Look through the listing below and report the lines that have the word "realitaet" in them.

---

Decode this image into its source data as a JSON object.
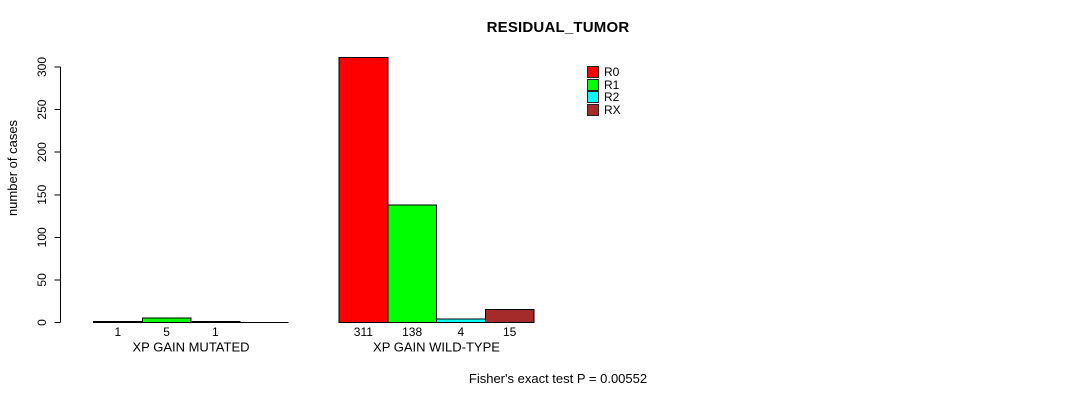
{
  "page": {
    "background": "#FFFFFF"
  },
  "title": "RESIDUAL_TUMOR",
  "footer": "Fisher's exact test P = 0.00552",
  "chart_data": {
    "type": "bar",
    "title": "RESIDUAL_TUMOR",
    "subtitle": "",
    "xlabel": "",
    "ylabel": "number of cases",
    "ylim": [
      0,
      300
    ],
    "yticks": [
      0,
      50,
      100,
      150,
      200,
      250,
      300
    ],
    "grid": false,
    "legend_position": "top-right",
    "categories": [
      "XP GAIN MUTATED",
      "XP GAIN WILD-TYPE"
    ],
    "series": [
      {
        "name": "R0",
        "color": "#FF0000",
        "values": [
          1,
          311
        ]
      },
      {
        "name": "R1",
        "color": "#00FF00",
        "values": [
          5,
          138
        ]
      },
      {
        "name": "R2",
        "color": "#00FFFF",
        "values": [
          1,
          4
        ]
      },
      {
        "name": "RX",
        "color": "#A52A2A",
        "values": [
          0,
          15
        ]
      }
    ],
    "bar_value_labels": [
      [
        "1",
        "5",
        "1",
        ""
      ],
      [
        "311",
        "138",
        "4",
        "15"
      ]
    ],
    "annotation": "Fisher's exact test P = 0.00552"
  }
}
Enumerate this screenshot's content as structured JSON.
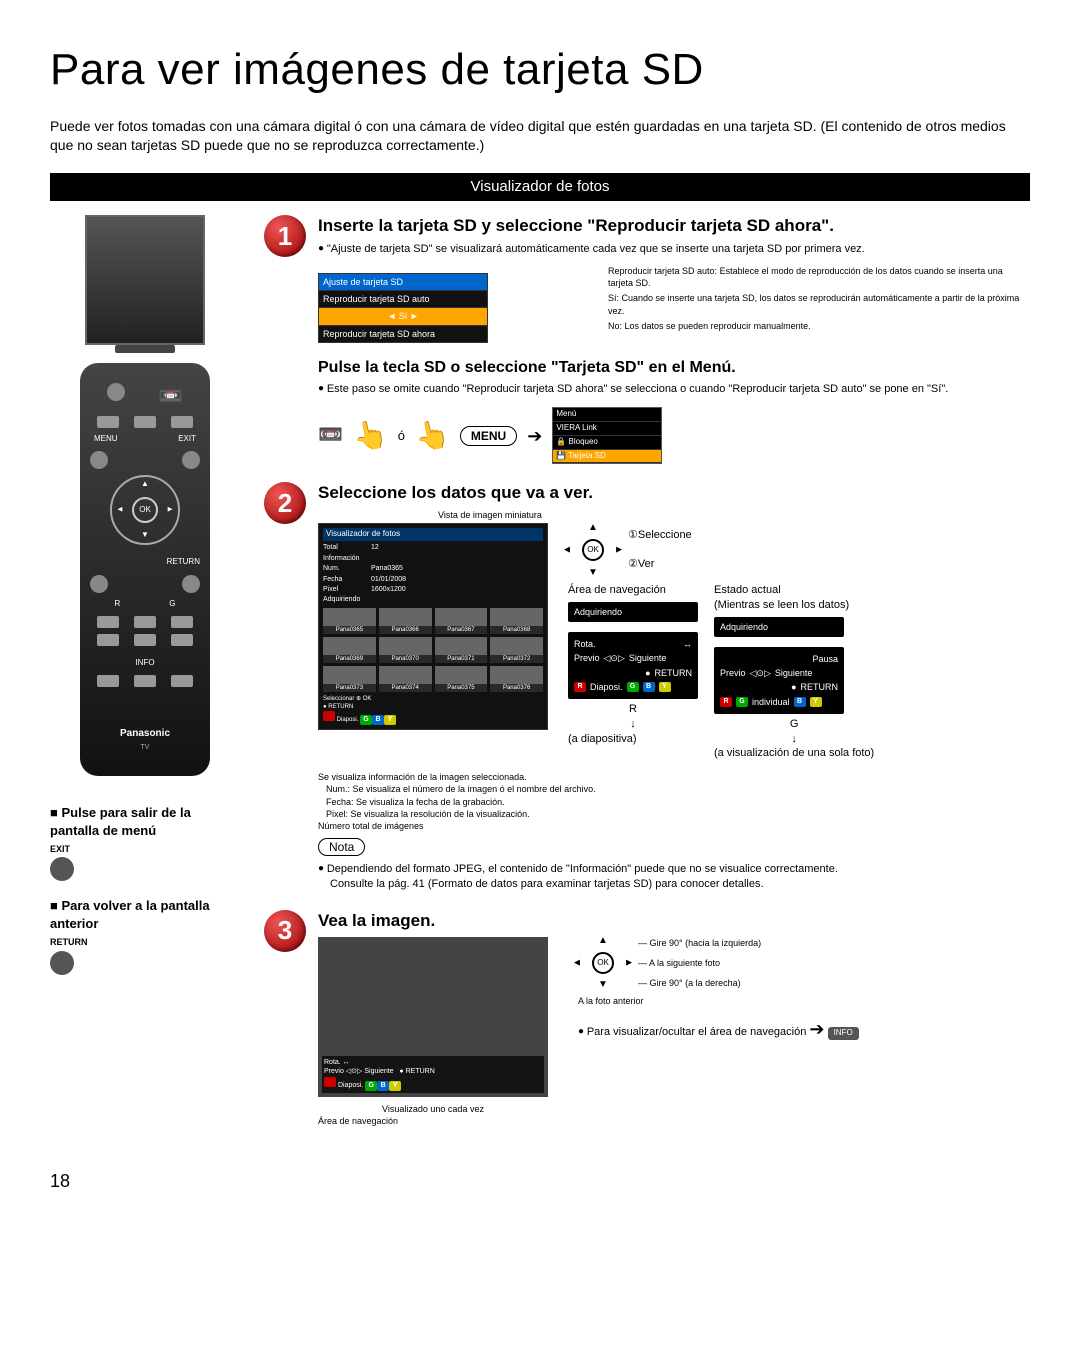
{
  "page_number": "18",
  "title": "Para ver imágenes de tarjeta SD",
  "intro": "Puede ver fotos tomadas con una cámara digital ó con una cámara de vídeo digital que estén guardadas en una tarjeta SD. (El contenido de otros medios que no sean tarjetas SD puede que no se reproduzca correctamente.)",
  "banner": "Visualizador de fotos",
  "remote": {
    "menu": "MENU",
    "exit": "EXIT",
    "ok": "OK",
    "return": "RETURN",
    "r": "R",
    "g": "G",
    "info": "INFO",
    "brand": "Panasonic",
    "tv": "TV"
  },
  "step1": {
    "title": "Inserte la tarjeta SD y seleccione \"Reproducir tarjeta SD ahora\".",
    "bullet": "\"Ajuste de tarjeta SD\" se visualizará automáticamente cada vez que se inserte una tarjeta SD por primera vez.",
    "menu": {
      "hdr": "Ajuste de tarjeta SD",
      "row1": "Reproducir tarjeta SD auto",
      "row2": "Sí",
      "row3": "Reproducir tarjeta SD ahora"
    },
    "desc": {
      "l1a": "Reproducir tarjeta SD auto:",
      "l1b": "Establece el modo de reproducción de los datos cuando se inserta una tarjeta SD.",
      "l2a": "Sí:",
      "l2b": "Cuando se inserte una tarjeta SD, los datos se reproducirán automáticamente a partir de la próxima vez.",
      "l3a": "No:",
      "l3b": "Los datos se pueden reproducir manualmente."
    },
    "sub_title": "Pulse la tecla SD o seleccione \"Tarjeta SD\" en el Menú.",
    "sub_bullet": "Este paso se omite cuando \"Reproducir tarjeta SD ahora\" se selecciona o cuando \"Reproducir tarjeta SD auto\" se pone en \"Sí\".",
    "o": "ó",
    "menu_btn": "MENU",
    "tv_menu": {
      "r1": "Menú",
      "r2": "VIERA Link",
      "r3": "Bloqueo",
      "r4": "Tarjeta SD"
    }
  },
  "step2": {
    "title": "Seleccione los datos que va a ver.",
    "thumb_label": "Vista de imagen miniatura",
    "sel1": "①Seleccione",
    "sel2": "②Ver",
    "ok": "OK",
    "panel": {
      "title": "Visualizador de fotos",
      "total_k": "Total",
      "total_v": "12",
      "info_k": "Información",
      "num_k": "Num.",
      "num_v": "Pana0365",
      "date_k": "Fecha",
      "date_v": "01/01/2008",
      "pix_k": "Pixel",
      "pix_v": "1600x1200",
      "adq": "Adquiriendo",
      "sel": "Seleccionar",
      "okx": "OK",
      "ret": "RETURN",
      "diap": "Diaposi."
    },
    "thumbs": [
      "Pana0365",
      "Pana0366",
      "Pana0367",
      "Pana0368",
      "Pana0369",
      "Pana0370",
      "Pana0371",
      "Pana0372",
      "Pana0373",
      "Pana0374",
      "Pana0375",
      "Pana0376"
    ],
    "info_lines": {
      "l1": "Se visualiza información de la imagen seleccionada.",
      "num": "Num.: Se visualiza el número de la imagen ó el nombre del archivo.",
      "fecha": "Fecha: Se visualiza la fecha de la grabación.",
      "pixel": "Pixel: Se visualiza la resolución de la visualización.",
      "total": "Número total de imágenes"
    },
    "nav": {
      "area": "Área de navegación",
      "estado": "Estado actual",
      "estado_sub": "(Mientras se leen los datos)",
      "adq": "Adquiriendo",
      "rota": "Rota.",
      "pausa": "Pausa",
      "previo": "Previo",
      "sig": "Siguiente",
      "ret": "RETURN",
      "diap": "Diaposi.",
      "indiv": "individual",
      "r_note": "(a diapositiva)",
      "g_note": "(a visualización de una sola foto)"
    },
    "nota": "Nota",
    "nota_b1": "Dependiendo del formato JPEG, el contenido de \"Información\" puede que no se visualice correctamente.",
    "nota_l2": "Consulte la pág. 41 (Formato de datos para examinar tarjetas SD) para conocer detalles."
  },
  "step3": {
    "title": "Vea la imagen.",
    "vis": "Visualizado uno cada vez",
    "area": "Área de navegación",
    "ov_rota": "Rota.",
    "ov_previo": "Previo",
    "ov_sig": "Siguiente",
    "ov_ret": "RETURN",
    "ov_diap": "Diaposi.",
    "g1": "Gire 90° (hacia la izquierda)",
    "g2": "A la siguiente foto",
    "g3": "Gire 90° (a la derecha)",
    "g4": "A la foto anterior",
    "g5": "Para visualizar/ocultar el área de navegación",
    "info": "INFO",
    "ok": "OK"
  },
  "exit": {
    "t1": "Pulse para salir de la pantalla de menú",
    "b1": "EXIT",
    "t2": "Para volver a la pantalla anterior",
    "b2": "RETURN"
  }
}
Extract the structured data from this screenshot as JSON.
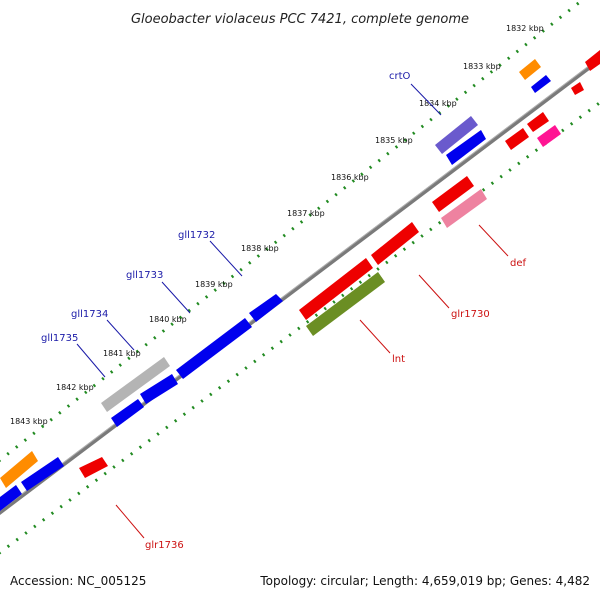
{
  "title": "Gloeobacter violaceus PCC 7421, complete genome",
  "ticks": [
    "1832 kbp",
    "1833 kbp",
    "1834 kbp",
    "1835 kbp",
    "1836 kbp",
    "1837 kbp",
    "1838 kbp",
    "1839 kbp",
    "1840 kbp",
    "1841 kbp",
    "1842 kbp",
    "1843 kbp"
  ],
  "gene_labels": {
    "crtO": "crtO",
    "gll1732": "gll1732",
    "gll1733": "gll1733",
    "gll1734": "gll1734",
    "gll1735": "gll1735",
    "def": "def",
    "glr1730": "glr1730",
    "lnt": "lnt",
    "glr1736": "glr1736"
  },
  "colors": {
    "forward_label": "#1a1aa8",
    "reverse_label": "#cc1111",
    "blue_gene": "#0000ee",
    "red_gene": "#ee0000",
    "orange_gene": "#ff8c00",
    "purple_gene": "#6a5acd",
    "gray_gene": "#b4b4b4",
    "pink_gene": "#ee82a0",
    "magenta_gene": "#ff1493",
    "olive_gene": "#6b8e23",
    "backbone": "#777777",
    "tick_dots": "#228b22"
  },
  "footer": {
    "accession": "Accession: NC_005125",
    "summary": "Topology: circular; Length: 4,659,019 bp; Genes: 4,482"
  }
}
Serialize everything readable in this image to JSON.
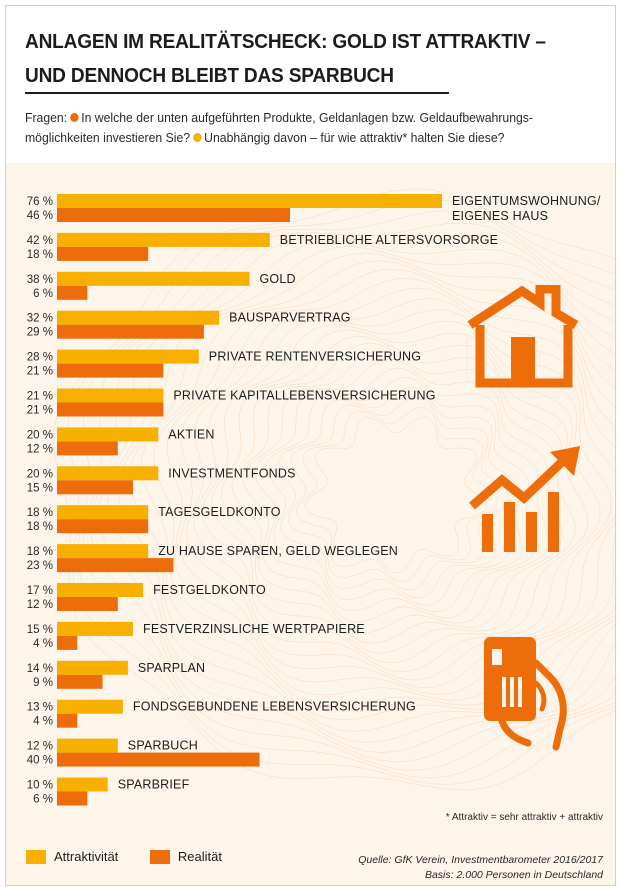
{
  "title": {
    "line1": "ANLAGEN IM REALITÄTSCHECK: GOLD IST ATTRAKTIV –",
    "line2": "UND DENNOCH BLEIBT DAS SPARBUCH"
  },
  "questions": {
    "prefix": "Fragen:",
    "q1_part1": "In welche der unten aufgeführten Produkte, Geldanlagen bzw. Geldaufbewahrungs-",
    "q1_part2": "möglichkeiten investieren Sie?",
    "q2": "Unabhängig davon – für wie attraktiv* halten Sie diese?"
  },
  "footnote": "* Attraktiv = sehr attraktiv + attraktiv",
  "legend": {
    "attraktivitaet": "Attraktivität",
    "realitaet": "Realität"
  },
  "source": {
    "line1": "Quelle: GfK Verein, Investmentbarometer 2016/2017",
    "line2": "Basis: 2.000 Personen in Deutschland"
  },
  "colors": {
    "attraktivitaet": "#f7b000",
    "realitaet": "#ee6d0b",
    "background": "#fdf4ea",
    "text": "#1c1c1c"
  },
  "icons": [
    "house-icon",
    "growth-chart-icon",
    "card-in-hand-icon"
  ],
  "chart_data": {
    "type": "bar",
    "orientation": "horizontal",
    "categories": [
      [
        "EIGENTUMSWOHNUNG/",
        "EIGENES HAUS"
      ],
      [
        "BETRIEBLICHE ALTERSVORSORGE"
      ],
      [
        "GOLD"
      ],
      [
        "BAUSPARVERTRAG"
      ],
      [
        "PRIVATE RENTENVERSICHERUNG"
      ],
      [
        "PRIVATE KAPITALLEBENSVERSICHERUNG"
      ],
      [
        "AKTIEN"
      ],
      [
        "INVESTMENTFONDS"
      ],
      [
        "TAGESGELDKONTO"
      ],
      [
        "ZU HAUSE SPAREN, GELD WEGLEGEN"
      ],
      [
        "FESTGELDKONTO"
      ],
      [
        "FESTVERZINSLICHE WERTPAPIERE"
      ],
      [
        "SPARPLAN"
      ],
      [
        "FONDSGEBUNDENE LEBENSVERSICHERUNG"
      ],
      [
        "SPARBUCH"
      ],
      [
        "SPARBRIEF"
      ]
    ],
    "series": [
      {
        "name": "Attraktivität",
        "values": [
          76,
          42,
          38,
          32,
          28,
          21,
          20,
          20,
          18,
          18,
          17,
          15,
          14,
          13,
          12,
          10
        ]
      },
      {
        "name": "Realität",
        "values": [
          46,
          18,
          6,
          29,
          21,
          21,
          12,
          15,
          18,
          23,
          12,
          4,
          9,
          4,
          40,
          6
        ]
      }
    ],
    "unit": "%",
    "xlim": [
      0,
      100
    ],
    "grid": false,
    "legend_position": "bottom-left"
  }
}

---

Task answer:
    "realitaet": "Realität"
    "realitaet": "#ee6d0b",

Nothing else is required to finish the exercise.